:: Data lines ::
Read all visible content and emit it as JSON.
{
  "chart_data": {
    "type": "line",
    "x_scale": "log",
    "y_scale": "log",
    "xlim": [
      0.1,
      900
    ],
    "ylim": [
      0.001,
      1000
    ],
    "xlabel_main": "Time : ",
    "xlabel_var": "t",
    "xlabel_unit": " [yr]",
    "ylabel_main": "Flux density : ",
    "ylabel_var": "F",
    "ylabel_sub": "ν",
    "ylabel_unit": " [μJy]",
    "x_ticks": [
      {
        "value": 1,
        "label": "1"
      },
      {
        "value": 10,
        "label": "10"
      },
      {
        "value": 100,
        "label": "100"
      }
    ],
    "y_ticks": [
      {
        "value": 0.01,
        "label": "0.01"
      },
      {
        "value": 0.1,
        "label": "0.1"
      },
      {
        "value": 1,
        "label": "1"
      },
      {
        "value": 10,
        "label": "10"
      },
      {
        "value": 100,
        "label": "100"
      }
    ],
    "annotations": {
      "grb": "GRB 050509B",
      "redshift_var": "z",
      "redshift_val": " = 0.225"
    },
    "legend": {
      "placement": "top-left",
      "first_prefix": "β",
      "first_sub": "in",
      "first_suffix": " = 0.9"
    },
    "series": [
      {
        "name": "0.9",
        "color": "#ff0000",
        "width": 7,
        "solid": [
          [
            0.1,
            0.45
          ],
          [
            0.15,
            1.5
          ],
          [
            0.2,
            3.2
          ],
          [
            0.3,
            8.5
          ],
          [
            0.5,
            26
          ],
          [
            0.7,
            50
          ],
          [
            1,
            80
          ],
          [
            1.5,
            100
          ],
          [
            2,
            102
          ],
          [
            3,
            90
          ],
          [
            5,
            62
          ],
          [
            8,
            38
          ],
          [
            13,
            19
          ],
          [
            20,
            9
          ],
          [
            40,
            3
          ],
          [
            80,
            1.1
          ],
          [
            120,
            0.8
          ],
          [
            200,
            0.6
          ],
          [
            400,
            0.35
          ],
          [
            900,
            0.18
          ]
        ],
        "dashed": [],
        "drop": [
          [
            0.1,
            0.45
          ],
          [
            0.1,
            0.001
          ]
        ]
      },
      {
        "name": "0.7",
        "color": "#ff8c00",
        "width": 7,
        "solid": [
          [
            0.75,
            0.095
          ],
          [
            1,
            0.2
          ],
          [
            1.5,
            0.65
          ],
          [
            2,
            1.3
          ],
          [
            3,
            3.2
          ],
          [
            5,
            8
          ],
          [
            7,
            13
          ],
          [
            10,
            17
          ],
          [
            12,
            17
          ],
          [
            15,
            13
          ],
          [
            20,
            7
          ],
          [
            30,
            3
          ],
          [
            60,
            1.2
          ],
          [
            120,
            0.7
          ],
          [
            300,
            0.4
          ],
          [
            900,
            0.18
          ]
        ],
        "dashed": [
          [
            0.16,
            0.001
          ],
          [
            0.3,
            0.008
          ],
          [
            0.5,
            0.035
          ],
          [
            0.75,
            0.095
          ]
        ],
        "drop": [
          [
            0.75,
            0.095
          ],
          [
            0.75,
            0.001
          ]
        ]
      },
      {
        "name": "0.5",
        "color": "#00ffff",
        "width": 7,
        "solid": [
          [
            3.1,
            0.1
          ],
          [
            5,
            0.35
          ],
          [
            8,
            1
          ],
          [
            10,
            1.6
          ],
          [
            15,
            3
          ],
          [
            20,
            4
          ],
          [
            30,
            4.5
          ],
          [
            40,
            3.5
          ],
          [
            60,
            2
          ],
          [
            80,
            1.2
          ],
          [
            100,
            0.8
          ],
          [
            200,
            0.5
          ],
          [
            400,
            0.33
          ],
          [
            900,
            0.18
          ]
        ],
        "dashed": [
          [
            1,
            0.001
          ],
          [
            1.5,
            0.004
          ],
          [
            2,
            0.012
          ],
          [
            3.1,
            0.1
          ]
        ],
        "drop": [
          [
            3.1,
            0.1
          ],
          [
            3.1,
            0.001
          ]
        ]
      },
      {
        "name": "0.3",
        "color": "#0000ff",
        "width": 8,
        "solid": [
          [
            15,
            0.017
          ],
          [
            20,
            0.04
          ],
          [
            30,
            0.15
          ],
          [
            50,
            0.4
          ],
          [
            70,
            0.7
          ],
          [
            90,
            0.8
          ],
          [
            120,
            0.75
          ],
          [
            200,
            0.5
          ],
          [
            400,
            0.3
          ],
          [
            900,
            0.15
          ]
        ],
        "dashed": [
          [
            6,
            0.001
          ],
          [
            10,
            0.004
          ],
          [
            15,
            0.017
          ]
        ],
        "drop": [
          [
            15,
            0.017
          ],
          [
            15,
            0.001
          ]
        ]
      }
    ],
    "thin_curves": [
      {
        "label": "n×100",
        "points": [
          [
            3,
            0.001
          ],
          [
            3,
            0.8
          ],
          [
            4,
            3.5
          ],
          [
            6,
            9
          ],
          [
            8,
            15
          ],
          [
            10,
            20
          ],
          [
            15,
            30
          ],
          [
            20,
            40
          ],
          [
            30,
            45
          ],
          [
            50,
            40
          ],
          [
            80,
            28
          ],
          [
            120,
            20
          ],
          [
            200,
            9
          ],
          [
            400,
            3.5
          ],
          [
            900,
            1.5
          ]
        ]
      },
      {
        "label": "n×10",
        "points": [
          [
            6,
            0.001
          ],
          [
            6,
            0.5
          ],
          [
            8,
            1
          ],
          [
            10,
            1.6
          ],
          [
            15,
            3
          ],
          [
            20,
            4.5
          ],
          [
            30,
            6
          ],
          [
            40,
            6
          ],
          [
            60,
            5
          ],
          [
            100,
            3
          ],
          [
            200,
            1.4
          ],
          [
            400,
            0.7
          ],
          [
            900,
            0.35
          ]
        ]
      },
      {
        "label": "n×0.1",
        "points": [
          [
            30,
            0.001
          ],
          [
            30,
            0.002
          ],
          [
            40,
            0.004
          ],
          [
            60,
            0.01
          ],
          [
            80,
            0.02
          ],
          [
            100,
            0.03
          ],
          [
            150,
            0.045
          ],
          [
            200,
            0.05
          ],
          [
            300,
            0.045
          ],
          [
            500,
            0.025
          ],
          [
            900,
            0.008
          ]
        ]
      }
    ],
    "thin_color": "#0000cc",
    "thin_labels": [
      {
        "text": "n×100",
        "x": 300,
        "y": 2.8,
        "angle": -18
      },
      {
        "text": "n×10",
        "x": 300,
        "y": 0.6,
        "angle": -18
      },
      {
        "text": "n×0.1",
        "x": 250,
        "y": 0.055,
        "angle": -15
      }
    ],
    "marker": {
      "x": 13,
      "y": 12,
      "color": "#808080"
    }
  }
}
:::
▸ Set exercise: Output the data above exactly, please, line for line.

▸ Expected answer:
Read all visible content and emit it as JSON.
{
  "chart_data": {
    "type": "line",
    "x_scale": "log",
    "y_scale": "log",
    "xlim": [
      0.1,
      900
    ],
    "ylim": [
      0.001,
      1000
    ],
    "xlabel_main": "Time : ",
    "xlabel_var": "t",
    "xlabel_unit": " [yr]",
    "ylabel_main": "Flux density : ",
    "ylabel_var": "F",
    "ylabel_sub": "ν",
    "ylabel_unit": " [μJy]",
    "x_ticks": [
      {
        "value": 1,
        "label": "1"
      },
      {
        "value": 10,
        "label": "10"
      },
      {
        "value": 100,
        "label": "100"
      }
    ],
    "y_ticks": [
      {
        "value": 0.01,
        "label": "0.01"
      },
      {
        "value": 0.1,
        "label": "0.1"
      },
      {
        "value": 1,
        "label": "1"
      },
      {
        "value": 10,
        "label": "10"
      },
      {
        "value": 100,
        "label": "100"
      }
    ],
    "annotations": {
      "grb": "GRB 050509B",
      "redshift_var": "z",
      "redshift_val": " = 0.225"
    },
    "legend": {
      "placement": "top-left",
      "first_prefix": "β",
      "first_sub": "in",
      "first_suffix": " = 0.9"
    },
    "series": [
      {
        "name": "0.9",
        "color": "#ff0000",
        "width": 7,
        "solid": [
          [
            0.1,
            0.45
          ],
          [
            0.15,
            1.5
          ],
          [
            0.2,
            3.2
          ],
          [
            0.3,
            8.5
          ],
          [
            0.5,
            26
          ],
          [
            0.7,
            50
          ],
          [
            1,
            80
          ],
          [
            1.5,
            100
          ],
          [
            2,
            102
          ],
          [
            3,
            90
          ],
          [
            5,
            62
          ],
          [
            8,
            38
          ],
          [
            13,
            19
          ],
          [
            20,
            9
          ],
          [
            40,
            3
          ],
          [
            80,
            1.1
          ],
          [
            120,
            0.8
          ],
          [
            200,
            0.6
          ],
          [
            400,
            0.35
          ],
          [
            900,
            0.18
          ]
        ],
        "dashed": [],
        "drop": [
          [
            0.1,
            0.45
          ],
          [
            0.1,
            0.001
          ]
        ]
      },
      {
        "name": "0.7",
        "color": "#ff8c00",
        "width": 7,
        "solid": [
          [
            0.75,
            0.095
          ],
          [
            1,
            0.2
          ],
          [
            1.5,
            0.65
          ],
          [
            2,
            1.3
          ],
          [
            3,
            3.2
          ],
          [
            5,
            8
          ],
          [
            7,
            13
          ],
          [
            10,
            17
          ],
          [
            12,
            17
          ],
          [
            15,
            13
          ],
          [
            20,
            7
          ],
          [
            30,
            3
          ],
          [
            60,
            1.2
          ],
          [
            120,
            0.7
          ],
          [
            300,
            0.4
          ],
          [
            900,
            0.18
          ]
        ],
        "dashed": [
          [
            0.16,
            0.001
          ],
          [
            0.3,
            0.008
          ],
          [
            0.5,
            0.035
          ],
          [
            0.75,
            0.095
          ]
        ],
        "drop": [
          [
            0.75,
            0.095
          ],
          [
            0.75,
            0.001
          ]
        ]
      },
      {
        "name": "0.5",
        "color": "#00ffff",
        "width": 7,
        "solid": [
          [
            3.1,
            0.1
          ],
          [
            5,
            0.35
          ],
          [
            8,
            1
          ],
          [
            10,
            1.6
          ],
          [
            15,
            3
          ],
          [
            20,
            4
          ],
          [
            30,
            4.5
          ],
          [
            40,
            3.5
          ],
          [
            60,
            2
          ],
          [
            80,
            1.2
          ],
          [
            100,
            0.8
          ],
          [
            200,
            0.5
          ],
          [
            400,
            0.33
          ],
          [
            900,
            0.18
          ]
        ],
        "dashed": [
          [
            1,
            0.001
          ],
          [
            1.5,
            0.004
          ],
          [
            2,
            0.012
          ],
          [
            3.1,
            0.1
          ]
        ],
        "drop": [
          [
            3.1,
            0.1
          ],
          [
            3.1,
            0.001
          ]
        ]
      },
      {
        "name": "0.3",
        "color": "#0000ff",
        "width": 8,
        "solid": [
          [
            15,
            0.017
          ],
          [
            20,
            0.04
          ],
          [
            30,
            0.15
          ],
          [
            50,
            0.4
          ],
          [
            70,
            0.7
          ],
          [
            90,
            0.8
          ],
          [
            120,
            0.75
          ],
          [
            200,
            0.5
          ],
          [
            400,
            0.3
          ],
          [
            900,
            0.15
          ]
        ],
        "dashed": [
          [
            6,
            0.001
          ],
          [
            10,
            0.004
          ],
          [
            15,
            0.017
          ]
        ],
        "drop": [
          [
            15,
            0.017
          ],
          [
            15,
            0.001
          ]
        ]
      }
    ],
    "thin_curves": [
      {
        "label": "n×100",
        "points": [
          [
            3,
            0.001
          ],
          [
            3,
            0.8
          ],
          [
            4,
            3.5
          ],
          [
            6,
            9
          ],
          [
            8,
            15
          ],
          [
            10,
            20
          ],
          [
            15,
            30
          ],
          [
            20,
            40
          ],
          [
            30,
            45
          ],
          [
            50,
            40
          ],
          [
            80,
            28
          ],
          [
            120,
            20
          ],
          [
            200,
            9
          ],
          [
            400,
            3.5
          ],
          [
            900,
            1.5
          ]
        ]
      },
      {
        "label": "n×10",
        "points": [
          [
            6,
            0.001
          ],
          [
            6,
            0.5
          ],
          [
            8,
            1
          ],
          [
            10,
            1.6
          ],
          [
            15,
            3
          ],
          [
            20,
            4.5
          ],
          [
            30,
            6
          ],
          [
            40,
            6
          ],
          [
            60,
            5
          ],
          [
            100,
            3
          ],
          [
            200,
            1.4
          ],
          [
            400,
            0.7
          ],
          [
            900,
            0.35
          ]
        ]
      },
      {
        "label": "n×0.1",
        "points": [
          [
            30,
            0.001
          ],
          [
            30,
            0.002
          ],
          [
            40,
            0.004
          ],
          [
            60,
            0.01
          ],
          [
            80,
            0.02
          ],
          [
            100,
            0.03
          ],
          [
            150,
            0.045
          ],
          [
            200,
            0.05
          ],
          [
            300,
            0.045
          ],
          [
            500,
            0.025
          ],
          [
            900,
            0.008
          ]
        ]
      }
    ],
    "thin_color": "#0000cc",
    "thin_labels": [
      {
        "text": "n×100",
        "x": 300,
        "y": 2.8,
        "angle": -18
      },
      {
        "text": "n×10",
        "x": 300,
        "y": 0.6,
        "angle": -18
      },
      {
        "text": "n×0.1",
        "x": 250,
        "y": 0.055,
        "angle": -15
      }
    ],
    "marker": {
      "x": 13,
      "y": 12,
      "color": "#808080"
    }
  }
}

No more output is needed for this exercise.